▼

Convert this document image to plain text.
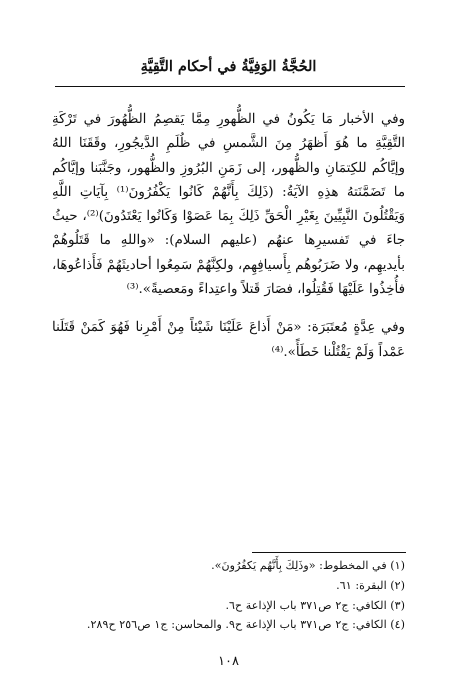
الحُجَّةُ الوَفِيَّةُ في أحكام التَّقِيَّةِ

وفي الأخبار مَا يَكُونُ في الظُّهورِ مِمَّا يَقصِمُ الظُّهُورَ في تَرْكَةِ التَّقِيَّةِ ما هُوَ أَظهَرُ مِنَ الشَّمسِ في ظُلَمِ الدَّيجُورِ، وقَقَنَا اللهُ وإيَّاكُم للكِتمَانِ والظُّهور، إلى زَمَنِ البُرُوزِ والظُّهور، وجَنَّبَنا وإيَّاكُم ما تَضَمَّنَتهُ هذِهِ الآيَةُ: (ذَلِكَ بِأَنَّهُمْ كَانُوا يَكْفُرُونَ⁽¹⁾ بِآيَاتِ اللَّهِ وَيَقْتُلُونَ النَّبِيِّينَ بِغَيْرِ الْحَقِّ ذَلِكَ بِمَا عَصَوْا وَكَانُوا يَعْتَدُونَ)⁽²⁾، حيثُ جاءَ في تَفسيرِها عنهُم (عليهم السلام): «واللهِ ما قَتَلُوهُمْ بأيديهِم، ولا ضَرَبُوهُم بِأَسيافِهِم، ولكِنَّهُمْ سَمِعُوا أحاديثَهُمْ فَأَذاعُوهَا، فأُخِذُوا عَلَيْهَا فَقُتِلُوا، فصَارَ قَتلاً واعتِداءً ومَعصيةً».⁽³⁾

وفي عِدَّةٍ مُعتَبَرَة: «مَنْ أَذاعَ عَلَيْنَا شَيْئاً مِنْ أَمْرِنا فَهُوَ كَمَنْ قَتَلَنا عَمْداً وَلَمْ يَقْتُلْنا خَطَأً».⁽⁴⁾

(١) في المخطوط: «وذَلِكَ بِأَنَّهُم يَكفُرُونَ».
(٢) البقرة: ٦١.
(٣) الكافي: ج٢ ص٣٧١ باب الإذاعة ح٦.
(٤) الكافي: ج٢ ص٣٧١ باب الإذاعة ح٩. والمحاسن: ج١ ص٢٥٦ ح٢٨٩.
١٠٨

▲
▼

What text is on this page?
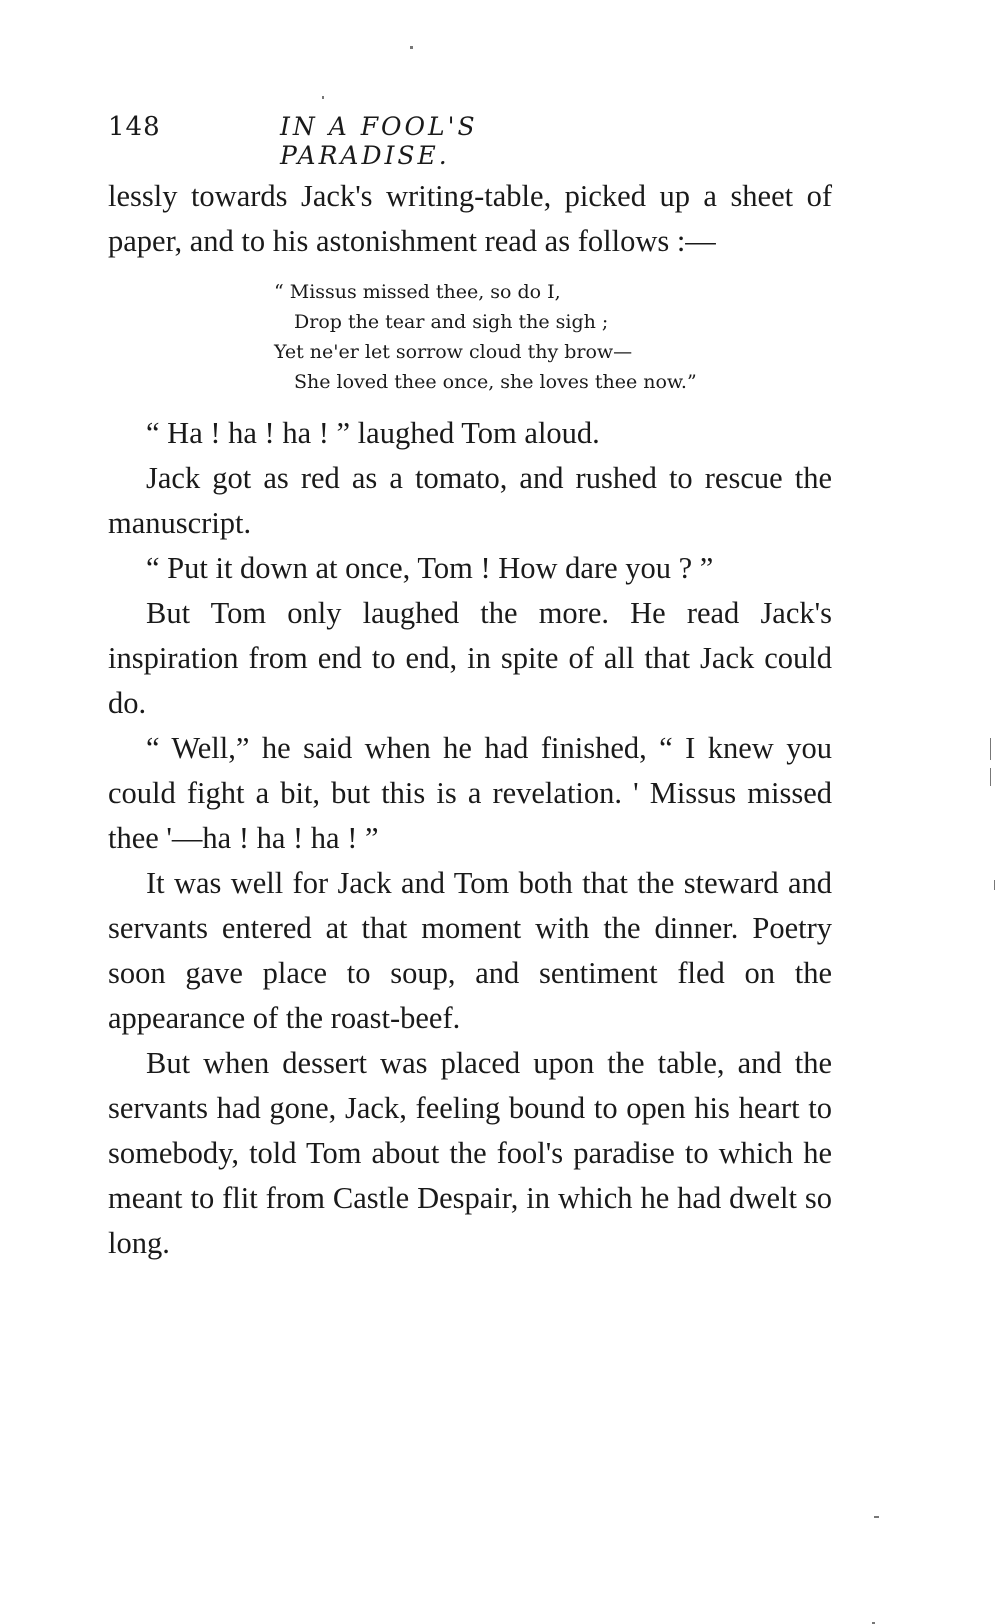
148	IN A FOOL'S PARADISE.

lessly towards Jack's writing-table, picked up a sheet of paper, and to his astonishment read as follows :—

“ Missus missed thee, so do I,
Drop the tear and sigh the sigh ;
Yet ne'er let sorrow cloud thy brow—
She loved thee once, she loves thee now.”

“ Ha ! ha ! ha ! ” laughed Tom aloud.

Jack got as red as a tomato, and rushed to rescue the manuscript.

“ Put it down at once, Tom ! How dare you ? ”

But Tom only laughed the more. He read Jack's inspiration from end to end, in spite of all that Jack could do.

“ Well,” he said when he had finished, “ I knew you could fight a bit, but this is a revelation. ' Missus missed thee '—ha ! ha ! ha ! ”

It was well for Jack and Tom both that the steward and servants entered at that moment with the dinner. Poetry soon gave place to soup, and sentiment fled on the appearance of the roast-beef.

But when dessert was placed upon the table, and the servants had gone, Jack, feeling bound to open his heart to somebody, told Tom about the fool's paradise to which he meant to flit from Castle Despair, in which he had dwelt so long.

▲

• [WHAT IS ASKED]:
The word "that" may turn up on some lines of these records; say how many, with no other words.

• [RESULT OF THE EXERCISE]:
2